:: Listed entries

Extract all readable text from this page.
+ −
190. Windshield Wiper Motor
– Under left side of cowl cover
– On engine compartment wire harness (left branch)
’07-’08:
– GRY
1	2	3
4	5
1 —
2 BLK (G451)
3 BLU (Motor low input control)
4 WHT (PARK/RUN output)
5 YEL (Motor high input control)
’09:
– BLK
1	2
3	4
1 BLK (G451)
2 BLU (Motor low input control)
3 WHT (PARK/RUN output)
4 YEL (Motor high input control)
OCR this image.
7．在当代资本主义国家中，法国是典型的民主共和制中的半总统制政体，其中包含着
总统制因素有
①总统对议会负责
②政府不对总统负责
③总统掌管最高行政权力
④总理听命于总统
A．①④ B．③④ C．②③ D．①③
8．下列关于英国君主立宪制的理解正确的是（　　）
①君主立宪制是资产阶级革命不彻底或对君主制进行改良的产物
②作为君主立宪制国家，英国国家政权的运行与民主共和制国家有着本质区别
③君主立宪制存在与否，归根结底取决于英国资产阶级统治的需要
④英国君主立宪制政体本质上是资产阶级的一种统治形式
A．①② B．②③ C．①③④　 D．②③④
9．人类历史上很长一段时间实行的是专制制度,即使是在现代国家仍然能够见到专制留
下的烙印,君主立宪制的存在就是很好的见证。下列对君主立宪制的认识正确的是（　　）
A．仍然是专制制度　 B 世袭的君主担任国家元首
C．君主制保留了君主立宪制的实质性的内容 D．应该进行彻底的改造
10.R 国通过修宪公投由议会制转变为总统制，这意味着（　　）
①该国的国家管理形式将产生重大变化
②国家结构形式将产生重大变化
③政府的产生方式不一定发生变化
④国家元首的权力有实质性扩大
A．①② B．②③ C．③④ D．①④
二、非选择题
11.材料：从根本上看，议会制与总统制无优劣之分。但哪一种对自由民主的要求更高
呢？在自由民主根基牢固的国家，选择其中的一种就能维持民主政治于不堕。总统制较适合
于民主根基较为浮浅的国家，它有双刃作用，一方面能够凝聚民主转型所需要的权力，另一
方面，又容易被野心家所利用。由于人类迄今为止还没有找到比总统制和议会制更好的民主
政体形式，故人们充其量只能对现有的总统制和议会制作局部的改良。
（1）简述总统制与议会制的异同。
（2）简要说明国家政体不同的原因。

::::

Please repeat the listing above in full and exactly.

— Response —
Extract all readable text from this page.
+ −
190. Windshield Wiper Motor
– Under left side of cowl cover
– On engine compartment wire harness (left branch)
’07-’08:
– GRY
1	2	3
4	5
1 —
2 BLK (G451)
3 BLU (Motor low input control)
4 WHT (PARK/RUN output)
5 YEL (Motor high input control)
’09:
– BLK
1	2
3	4
1 BLK (G451)
2 BLU (Motor low input control)
3 WHT (PARK/RUN output)
4 YEL (Motor high input control)
OCR this image.
7．在当代资本主义国家中，法国是典型的民主共和制中的半总统制政体，其中包含着
总统制因素有
①总统对议会负责
②政府不对总统负责
③总统掌管最高行政权力
④总理听命于总统
A．①④ B．③④ C．②③ D．①③
8．下列关于英国君主立宪制的理解正确的是（　　）
①君主立宪制是资产阶级革命不彻底或对君主制进行改良的产物
②作为君主立宪制国家，英国国家政权的运行与民主共和制国家有着本质区别
③君主立宪制存在与否，归根结底取决于英国资产阶级统治的需要
④英国君主立宪制政体本质上是资产阶级的一种统治形式
A．①② B．②③ C．①③④　 D．②③④
9．人类历史上很长一段时间实行的是专制制度,即使是在现代国家仍然能够见到专制留
下的烙印,君主立宪制的存在就是很好的见证。下列对君主立宪制的认识正确的是（　　）
A．仍然是专制制度　 B 世袭的君主担任国家元首
C．君主制保留了君主立宪制的实质性的内容 D．应该进行彻底的改造
10.R 国通过修宪公投由议会制转变为总统制，这意味着（　　）
①该国的国家管理形式将产生重大变化
②国家结构形式将产生重大变化
③政府的产生方式不一定发生变化
④国家元首的权力有实质性扩大
A．①② B．②③ C．③④ D．①④
二、非选择题
11.材料：从根本上看，议会制与总统制无优劣之分。但哪一种对自由民主的要求更高
呢？在自由民主根基牢固的国家，选择其中的一种就能维持民主政治于不堕。总统制较适合
于民主根基较为浮浅的国家，它有双刃作用，一方面能够凝聚民主转型所需要的权力，另一
方面，又容易被野心家所利用。由于人类迄今为止还没有找到比总统制和议会制更好的民主
政体形式，故人们充其量只能对现有的总统制和议会制作局部的改良。
（1）简述总统制与议会制的异同。
（2）简要说明国家政体不同的原因。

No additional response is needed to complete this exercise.